Task prompt: Find how many lines in the material hold the word "icon", then state that number and nothing more.

Stored records:
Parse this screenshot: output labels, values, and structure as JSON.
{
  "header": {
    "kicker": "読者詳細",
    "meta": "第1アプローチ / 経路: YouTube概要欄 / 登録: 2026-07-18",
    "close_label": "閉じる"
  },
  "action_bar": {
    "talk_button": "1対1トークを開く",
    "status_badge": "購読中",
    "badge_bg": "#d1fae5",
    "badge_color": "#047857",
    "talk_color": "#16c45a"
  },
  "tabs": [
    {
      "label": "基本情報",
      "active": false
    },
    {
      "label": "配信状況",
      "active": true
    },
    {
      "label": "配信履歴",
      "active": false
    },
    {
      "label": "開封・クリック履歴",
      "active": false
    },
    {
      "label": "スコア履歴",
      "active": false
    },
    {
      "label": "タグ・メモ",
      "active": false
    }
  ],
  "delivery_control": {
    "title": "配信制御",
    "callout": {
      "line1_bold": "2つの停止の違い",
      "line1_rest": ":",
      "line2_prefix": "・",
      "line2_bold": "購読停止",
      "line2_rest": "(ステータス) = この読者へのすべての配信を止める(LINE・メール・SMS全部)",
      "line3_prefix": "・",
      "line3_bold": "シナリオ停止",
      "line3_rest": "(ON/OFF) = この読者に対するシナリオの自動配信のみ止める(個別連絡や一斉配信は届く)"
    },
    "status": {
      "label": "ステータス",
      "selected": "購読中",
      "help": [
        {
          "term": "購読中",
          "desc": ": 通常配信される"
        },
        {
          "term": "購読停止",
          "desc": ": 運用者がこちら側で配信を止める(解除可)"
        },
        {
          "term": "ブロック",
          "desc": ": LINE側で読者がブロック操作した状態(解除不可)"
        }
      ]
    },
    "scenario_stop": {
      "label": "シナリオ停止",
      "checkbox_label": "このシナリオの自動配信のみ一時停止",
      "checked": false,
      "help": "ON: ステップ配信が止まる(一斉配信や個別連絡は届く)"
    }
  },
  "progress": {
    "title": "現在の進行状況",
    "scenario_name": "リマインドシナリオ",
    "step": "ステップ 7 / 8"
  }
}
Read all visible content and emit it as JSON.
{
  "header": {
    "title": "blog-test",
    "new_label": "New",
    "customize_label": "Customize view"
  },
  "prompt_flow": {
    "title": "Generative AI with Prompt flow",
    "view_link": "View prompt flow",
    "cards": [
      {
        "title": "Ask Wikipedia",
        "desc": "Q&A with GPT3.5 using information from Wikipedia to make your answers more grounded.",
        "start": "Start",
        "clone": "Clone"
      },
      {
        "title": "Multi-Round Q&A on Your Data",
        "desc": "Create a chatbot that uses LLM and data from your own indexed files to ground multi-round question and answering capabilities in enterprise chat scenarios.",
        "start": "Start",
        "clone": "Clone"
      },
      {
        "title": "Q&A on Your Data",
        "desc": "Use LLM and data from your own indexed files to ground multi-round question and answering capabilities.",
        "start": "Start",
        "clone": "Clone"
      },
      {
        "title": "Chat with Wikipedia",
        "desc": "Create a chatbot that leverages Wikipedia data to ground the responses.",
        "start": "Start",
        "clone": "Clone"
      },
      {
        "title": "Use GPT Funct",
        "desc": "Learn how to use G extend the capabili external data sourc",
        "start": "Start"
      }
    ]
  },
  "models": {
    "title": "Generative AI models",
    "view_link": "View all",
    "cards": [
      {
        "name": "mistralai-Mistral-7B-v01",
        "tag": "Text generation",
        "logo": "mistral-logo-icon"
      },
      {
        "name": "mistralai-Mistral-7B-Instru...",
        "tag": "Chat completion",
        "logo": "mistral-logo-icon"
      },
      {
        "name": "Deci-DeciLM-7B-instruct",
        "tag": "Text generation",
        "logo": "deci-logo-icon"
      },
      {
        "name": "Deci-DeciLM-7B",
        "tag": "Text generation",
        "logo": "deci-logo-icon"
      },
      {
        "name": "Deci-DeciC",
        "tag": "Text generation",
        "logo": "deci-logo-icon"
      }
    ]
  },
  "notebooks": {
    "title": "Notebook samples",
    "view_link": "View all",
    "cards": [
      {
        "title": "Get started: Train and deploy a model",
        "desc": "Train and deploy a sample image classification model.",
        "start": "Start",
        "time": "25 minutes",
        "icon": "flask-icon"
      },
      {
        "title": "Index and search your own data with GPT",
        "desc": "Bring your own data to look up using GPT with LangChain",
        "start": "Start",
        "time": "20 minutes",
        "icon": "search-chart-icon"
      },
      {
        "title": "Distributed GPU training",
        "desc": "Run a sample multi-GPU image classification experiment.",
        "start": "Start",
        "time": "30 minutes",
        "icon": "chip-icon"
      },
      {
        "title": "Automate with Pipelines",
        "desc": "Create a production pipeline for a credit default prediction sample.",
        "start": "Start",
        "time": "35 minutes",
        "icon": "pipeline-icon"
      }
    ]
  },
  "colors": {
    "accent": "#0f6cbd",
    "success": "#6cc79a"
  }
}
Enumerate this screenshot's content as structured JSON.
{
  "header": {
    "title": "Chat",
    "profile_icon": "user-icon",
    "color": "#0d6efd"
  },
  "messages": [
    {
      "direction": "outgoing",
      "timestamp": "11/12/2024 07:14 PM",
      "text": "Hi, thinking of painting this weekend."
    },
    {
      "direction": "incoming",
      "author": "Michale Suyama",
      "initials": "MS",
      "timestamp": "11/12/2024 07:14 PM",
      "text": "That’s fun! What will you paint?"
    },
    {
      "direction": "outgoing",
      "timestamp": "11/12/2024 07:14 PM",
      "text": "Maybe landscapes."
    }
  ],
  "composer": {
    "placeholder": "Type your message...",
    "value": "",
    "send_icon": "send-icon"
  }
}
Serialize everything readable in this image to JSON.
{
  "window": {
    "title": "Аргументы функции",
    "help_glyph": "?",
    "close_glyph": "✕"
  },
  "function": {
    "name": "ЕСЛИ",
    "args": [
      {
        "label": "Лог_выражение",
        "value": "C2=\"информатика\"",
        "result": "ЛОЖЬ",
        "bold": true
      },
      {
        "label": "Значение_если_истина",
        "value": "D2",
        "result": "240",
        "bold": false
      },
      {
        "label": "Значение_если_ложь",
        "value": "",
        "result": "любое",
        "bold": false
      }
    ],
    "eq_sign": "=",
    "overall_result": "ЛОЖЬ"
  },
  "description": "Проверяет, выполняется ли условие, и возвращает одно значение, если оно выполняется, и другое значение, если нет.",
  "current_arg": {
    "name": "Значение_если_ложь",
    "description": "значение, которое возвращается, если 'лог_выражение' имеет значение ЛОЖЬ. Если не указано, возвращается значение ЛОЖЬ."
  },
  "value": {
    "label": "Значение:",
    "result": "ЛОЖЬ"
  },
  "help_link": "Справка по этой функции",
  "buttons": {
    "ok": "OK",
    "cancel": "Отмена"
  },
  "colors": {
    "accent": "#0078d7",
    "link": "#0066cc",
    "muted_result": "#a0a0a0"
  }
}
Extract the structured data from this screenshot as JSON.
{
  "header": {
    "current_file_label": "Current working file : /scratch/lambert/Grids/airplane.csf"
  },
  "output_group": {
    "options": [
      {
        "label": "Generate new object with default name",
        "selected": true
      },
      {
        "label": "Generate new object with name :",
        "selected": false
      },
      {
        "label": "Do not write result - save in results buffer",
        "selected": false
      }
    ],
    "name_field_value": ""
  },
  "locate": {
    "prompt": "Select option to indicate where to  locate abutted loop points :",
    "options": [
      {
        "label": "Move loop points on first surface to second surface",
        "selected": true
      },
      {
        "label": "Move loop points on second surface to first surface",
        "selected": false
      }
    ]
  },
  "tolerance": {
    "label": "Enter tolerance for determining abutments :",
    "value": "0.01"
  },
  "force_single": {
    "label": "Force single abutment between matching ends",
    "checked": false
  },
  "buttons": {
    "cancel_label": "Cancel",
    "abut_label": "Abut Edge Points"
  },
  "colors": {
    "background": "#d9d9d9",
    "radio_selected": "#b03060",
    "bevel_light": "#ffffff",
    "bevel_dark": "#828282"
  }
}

Solution for this task: 11